WORK REQUIRED:
Write out the listing below again, precisely as it is given.

RECORD SET:
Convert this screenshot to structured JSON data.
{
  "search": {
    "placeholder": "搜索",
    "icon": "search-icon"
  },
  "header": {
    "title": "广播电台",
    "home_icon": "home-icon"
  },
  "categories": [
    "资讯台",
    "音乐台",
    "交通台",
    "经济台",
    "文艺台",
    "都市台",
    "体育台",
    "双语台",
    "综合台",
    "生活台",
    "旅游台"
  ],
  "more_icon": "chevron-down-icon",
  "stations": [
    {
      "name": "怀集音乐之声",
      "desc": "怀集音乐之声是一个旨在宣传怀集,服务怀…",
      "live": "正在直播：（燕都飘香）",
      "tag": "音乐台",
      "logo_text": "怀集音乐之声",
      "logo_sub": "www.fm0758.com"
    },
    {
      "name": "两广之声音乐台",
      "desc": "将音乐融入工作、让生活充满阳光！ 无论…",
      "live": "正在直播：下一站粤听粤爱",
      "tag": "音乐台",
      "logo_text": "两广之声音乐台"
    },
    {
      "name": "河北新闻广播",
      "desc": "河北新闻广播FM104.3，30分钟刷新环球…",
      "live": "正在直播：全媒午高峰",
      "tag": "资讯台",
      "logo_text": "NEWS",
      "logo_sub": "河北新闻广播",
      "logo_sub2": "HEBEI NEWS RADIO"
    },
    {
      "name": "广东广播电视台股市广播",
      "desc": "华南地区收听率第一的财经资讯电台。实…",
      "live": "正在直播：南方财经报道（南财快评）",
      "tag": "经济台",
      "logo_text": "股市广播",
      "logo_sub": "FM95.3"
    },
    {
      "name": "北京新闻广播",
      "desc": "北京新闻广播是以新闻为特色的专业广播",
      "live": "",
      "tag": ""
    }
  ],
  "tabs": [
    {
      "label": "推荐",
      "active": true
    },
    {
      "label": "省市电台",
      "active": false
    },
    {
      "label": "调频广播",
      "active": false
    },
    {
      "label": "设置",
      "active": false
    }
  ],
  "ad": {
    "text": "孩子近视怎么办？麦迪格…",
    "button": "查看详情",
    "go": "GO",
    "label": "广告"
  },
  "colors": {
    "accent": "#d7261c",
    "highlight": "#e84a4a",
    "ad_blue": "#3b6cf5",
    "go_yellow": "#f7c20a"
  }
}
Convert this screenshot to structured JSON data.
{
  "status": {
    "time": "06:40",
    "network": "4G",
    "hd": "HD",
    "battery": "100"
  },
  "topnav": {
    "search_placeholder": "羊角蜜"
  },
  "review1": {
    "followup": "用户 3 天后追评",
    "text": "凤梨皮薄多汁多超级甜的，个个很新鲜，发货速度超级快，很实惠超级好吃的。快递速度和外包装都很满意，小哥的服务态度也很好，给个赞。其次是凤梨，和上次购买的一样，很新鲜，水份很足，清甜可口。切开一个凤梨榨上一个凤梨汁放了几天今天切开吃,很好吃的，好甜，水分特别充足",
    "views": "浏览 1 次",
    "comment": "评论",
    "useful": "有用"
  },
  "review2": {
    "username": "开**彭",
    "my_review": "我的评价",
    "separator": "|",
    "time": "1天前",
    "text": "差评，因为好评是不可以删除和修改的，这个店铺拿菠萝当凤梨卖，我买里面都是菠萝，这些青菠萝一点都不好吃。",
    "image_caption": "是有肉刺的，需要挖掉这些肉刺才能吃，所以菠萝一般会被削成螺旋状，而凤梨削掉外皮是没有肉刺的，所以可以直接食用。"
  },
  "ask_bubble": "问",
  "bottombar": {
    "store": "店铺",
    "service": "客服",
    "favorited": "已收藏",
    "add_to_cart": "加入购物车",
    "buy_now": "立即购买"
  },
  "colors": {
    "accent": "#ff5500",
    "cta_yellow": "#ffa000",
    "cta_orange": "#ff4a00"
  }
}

SOLUTION TO THE PROBLEM:
Convert this screenshot to structured JSON data.
{
  "search": {
    "placeholder": "搜索",
    "icon": "search-icon"
  },
  "header": {
    "title": "广播电台",
    "home_icon": "home-icon"
  },
  "categories": [
    "资讯台",
    "音乐台",
    "交通台",
    "经济台",
    "文艺台",
    "都市台",
    "体育台",
    "双语台",
    "综合台",
    "生活台",
    "旅游台"
  ],
  "more_icon": "chevron-down-icon",
  "stations": [
    {
      "name": "怀集音乐之声",
      "desc": "怀集音乐之声是一个旨在宣传怀集,服务怀…",
      "live": "正在直播：（燕都飘香）",
      "tag": "音乐台",
      "logo_text": "怀集音乐之声",
      "logo_sub": "www.fm0758.com"
    },
    {
      "name": "两广之声音乐台",
      "desc": "将音乐融入工作、让生活充满阳光！ 无论…",
      "live": "正在直播：下一站粤听粤爱",
      "tag": "音乐台",
      "logo_text": "两广之声音乐台"
    },
    {
      "name": "河北新闻广播",
      "desc": "河北新闻广播FM104.3，30分钟刷新环球…",
      "live": "正在直播：全媒午高峰",
      "tag": "资讯台",
      "logo_text": "NEWS",
      "logo_sub": "河北新闻广播",
      "logo_sub2": "HEBEI NEWS RADIO"
    },
    {
      "name": "广东广播电视台股市广播",
      "desc": "华南地区收听率第一的财经资讯电台。实…",
      "live": "正在直播：南方财经报道（南财快评）",
      "tag": "经济台",
      "logo_text": "股市广播",
      "logo_sub": "FM95.3"
    },
    {
      "name": "北京新闻广播",
      "desc": "北京新闻广播是以新闻为特色的专业广播",
      "live": "",
      "tag": ""
    }
  ],
  "tabs": [
    {
      "label": "推荐",
      "active": true
    },
    {
      "label": "省市电台",
      "active": false
    },
    {
      "label": "调频广播",
      "active": false
    },
    {
      "label": "设置",
      "active": false
    }
  ],
  "ad": {
    "text": "孩子近视怎么办？麦迪格…",
    "button": "查看详情",
    "go": "GO",
    "label": "广告"
  },
  "colors": {
    "accent": "#d7261c",
    "highlight": "#e84a4a",
    "ad_blue": "#3b6cf5",
    "go_yellow": "#f7c20a"
  }
}
Convert this screenshot to structured JSON data.
{
  "status": {
    "time": "06:40",
    "network": "4G",
    "hd": "HD",
    "battery": "100"
  },
  "topnav": {
    "search_placeholder": "羊角蜜"
  },
  "review1": {
    "followup": "用户 3 天后追评",
    "text": "凤梨皮薄多汁多超级甜的，个个很新鲜，发货速度超级快，很实惠超级好吃的。快递速度和外包装都很满意，小哥的服务态度也很好，给个赞。其次是凤梨，和上次购买的一样，很新鲜，水份很足，清甜可口。切开一个凤梨榨上一个凤梨汁放了几天今天切开吃,很好吃的，好甜，水分特别充足",
    "views": "浏览 1 次",
    "comment": "评论",
    "useful": "有用"
  },
  "review2": {
    "username": "开**彭",
    "my_review": "我的评价",
    "separator": "|",
    "time": "1天前",
    "text": "差评，因为好评是不可以删除和修改的，这个店铺拿菠萝当凤梨卖，我买里面都是菠萝，这些青菠萝一点都不好吃。",
    "image_caption": "是有肉刺的，需要挖掉这些肉刺才能吃，所以菠萝一般会被削成螺旋状，而凤梨削掉外皮是没有肉刺的，所以可以直接食用。"
  },
  "ask_bubble": "问",
  "bottombar": {
    "store": "店铺",
    "service": "客服",
    "favorited": "已收藏",
    "add_to_cart": "加入购物车",
    "buy_now": "立即购买"
  },
  "colors": {
    "accent": "#ff5500",
    "cta_yellow": "#ffa000",
    "cta_orange": "#ff4a00"
  }
}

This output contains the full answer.